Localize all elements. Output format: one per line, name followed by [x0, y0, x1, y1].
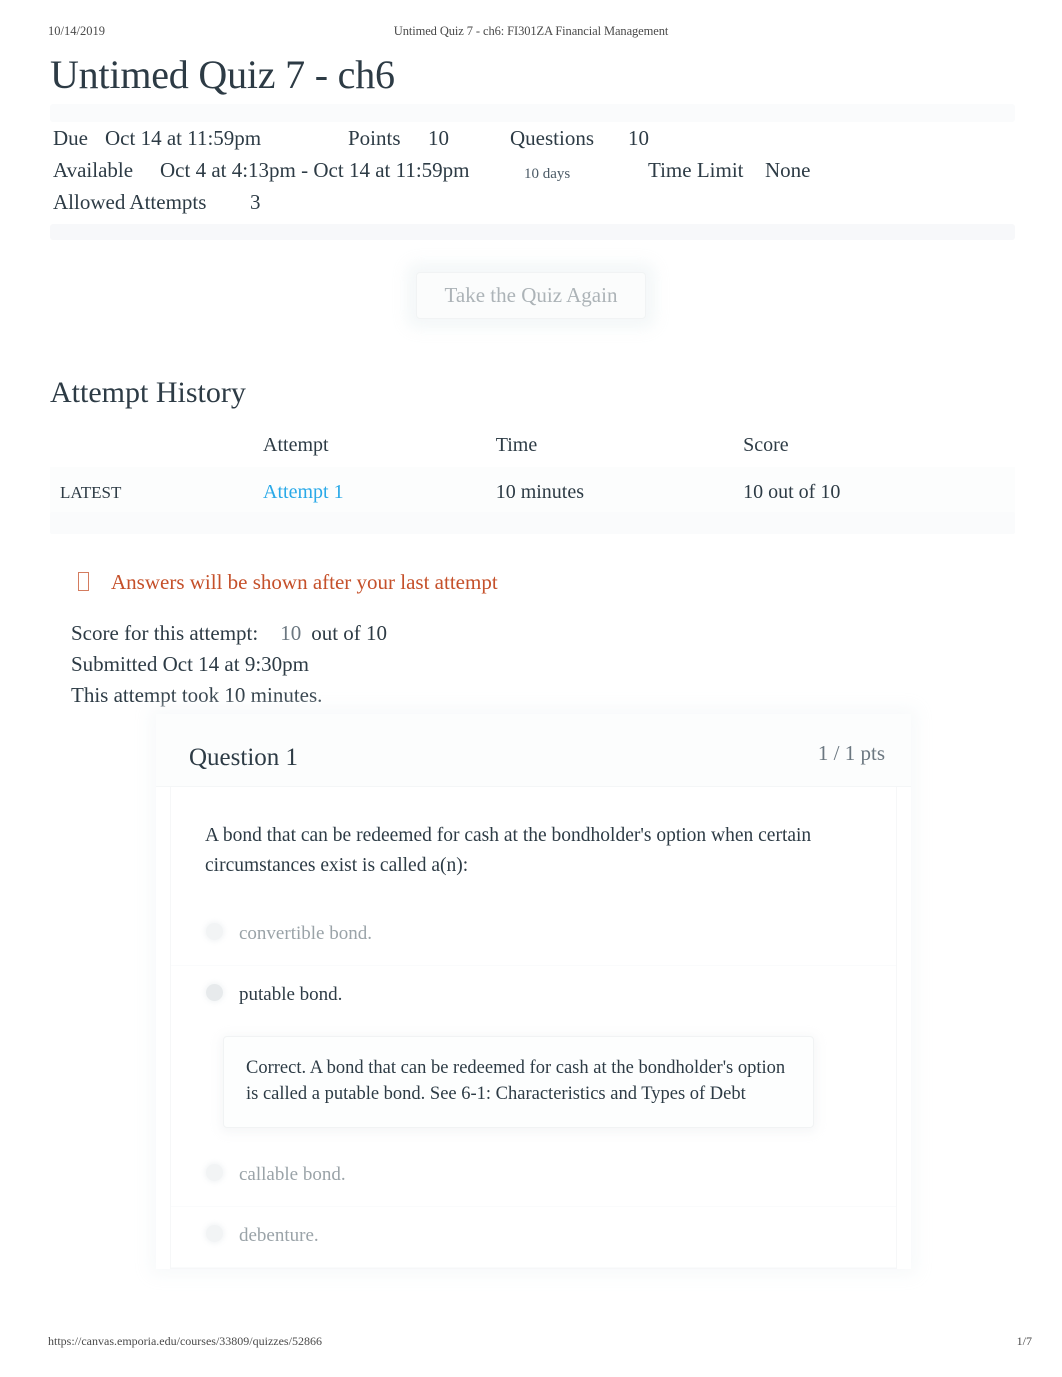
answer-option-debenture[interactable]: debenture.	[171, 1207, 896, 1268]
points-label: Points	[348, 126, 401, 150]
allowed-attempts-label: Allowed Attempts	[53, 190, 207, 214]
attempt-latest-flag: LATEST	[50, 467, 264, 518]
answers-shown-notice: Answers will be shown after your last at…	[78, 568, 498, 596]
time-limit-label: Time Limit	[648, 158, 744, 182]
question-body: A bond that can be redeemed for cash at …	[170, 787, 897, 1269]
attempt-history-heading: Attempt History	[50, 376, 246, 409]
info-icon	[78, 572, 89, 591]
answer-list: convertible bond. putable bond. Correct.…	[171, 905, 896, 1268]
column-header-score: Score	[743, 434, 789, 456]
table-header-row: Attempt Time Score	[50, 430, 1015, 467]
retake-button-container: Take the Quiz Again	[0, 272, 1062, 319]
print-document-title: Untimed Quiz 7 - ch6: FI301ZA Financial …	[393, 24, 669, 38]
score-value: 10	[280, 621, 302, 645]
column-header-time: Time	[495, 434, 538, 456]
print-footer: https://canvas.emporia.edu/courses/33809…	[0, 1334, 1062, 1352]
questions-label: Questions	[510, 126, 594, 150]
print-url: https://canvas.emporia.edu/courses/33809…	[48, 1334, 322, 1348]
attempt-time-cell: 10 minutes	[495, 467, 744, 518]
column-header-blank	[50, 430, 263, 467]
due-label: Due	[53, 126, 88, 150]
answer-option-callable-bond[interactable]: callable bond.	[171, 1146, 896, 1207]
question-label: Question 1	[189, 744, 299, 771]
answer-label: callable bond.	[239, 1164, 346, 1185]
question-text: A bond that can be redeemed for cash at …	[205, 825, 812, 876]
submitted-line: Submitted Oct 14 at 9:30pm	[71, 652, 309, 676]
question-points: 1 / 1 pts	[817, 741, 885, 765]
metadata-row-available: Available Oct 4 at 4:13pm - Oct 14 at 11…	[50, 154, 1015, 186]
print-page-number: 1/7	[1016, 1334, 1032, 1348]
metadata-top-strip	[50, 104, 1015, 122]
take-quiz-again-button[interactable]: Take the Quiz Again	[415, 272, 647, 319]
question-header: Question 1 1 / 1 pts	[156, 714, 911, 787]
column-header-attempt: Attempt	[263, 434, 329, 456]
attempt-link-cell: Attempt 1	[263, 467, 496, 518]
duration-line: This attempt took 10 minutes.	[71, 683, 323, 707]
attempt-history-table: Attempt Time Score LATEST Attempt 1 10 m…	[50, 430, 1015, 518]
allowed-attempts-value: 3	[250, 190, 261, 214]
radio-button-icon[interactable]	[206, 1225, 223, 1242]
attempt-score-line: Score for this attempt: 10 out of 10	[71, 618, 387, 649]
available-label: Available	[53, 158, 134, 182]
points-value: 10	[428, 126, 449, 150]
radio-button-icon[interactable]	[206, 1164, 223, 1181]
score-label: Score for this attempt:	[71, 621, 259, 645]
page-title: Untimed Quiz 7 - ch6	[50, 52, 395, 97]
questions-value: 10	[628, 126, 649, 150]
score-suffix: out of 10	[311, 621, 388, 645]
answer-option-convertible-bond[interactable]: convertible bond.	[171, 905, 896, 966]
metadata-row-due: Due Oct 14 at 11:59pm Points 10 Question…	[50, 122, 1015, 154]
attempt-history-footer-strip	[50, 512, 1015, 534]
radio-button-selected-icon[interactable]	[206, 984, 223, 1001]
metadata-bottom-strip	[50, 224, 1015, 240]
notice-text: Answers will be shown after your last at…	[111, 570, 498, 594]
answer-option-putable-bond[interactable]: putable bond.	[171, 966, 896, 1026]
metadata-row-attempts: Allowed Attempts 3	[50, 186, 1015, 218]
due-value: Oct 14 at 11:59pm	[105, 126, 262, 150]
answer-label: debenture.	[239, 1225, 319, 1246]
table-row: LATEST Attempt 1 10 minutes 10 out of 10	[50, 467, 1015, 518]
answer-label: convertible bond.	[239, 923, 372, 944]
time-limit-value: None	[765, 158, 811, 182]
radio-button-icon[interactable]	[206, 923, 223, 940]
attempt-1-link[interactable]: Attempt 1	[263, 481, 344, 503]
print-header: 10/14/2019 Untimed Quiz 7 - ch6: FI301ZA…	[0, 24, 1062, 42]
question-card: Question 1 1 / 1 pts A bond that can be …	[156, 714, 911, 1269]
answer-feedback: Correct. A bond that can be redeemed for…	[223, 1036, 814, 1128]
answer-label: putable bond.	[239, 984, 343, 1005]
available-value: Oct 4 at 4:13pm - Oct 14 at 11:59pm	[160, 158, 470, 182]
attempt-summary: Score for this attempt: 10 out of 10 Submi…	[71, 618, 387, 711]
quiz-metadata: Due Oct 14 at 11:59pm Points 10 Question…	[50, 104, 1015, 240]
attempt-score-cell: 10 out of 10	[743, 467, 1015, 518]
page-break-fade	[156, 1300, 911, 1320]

...

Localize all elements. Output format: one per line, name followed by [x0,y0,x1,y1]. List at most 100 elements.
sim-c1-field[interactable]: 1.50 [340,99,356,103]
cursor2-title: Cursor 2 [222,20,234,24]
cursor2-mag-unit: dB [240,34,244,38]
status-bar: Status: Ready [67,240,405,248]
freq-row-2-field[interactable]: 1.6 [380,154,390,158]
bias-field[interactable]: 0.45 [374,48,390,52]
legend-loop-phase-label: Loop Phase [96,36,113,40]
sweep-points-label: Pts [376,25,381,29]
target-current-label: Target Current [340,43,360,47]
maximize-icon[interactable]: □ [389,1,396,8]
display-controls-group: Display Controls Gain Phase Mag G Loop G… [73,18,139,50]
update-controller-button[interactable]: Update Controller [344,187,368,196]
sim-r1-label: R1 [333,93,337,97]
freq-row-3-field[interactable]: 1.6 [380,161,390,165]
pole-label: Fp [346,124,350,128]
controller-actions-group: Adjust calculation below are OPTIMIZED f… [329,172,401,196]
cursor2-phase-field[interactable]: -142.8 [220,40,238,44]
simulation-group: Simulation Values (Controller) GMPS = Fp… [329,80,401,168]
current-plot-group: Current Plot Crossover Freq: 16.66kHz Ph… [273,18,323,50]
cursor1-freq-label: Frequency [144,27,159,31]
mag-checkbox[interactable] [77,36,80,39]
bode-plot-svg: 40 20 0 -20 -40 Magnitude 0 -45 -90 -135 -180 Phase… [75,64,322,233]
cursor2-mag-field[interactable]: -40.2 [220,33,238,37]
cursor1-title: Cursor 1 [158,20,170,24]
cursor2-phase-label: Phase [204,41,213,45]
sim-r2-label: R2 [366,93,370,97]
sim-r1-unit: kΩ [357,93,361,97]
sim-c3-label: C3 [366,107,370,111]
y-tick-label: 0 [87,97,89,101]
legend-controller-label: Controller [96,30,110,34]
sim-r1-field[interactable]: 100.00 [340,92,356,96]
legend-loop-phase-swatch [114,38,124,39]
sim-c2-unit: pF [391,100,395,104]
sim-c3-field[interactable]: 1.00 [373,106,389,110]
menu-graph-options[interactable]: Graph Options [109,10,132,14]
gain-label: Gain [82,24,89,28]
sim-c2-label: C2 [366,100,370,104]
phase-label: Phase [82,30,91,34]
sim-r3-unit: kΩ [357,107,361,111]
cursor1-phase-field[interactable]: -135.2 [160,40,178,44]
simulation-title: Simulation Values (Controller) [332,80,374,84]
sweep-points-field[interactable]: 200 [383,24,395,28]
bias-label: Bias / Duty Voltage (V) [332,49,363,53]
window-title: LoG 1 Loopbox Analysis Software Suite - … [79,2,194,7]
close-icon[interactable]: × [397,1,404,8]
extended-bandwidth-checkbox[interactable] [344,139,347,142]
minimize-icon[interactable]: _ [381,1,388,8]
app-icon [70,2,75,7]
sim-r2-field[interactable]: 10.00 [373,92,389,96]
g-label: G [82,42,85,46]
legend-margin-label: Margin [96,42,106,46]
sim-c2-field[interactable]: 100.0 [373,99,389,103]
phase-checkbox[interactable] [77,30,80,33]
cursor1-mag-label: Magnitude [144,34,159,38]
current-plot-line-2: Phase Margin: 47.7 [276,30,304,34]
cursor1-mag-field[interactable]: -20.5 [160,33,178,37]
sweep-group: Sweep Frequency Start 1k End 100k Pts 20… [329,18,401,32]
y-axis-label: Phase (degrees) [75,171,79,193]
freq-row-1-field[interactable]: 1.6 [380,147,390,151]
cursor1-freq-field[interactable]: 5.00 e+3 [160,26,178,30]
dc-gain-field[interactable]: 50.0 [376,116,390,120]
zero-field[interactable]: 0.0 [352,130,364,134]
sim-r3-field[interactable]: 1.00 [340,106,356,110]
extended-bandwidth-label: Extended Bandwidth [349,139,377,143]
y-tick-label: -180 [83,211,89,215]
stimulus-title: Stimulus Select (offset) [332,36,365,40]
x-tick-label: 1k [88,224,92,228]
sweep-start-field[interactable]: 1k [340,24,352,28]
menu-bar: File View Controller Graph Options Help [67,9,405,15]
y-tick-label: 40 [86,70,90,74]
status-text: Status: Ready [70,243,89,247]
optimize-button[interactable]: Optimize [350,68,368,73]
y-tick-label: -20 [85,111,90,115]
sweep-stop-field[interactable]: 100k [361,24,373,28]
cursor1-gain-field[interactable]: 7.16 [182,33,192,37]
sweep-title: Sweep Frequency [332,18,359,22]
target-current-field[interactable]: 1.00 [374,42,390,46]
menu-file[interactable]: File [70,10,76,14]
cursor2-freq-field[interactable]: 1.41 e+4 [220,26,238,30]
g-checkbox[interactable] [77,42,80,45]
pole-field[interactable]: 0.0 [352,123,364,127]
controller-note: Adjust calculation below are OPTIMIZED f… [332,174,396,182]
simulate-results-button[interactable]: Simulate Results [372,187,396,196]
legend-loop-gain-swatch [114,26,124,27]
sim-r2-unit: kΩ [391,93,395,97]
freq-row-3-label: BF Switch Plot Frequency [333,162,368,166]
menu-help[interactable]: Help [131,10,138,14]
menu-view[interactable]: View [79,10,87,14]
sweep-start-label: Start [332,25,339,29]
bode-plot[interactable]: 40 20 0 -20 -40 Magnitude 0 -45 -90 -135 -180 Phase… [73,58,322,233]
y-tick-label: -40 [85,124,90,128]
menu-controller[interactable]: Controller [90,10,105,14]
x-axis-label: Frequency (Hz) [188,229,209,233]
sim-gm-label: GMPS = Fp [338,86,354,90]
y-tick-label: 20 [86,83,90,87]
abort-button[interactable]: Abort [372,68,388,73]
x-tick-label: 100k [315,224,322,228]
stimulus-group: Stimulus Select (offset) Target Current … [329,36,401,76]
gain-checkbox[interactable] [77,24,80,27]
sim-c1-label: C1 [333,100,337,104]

**What is needed**
Please update the rows from the one containing "1207, 896, 1268]" through the one containing "print-document-title: Untimed Quiz" by changing "Time Limit" to "Duration" and leaving everything else as is. Return only those rows.

**Written answer**
answer-option-debenture[interactable]: debenture.	[171, 1207, 896, 1268]
points-label: Points	[348, 126, 401, 150]
allowed-attempts-label: Allowed Attempts	[53, 190, 207, 214]
attempt-latest-flag: LATEST	[50, 467, 264, 518]
answers-shown-notice: Answers will be shown after your last at…	[78, 568, 498, 596]
time-limit-label: Duration	[648, 158, 744, 182]
question-body: A bond that can be redeemed for cash at …	[170, 787, 897, 1269]
attempt-history-heading: Attempt History	[50, 376, 246, 409]
info-icon	[78, 572, 89, 591]
answer-list: convertible bond. putable bond. Correct.…	[171, 905, 896, 1268]
column-header-score: Score	[743, 434, 789, 456]
table-header-row: Attempt Time Score	[50, 430, 1015, 467]
retake-button-container: Take the Quiz Again	[0, 272, 1062, 319]
print-document-title: Untimed Quiz 7 - ch6: FI301ZA Financial …	[393, 24, 669, 38]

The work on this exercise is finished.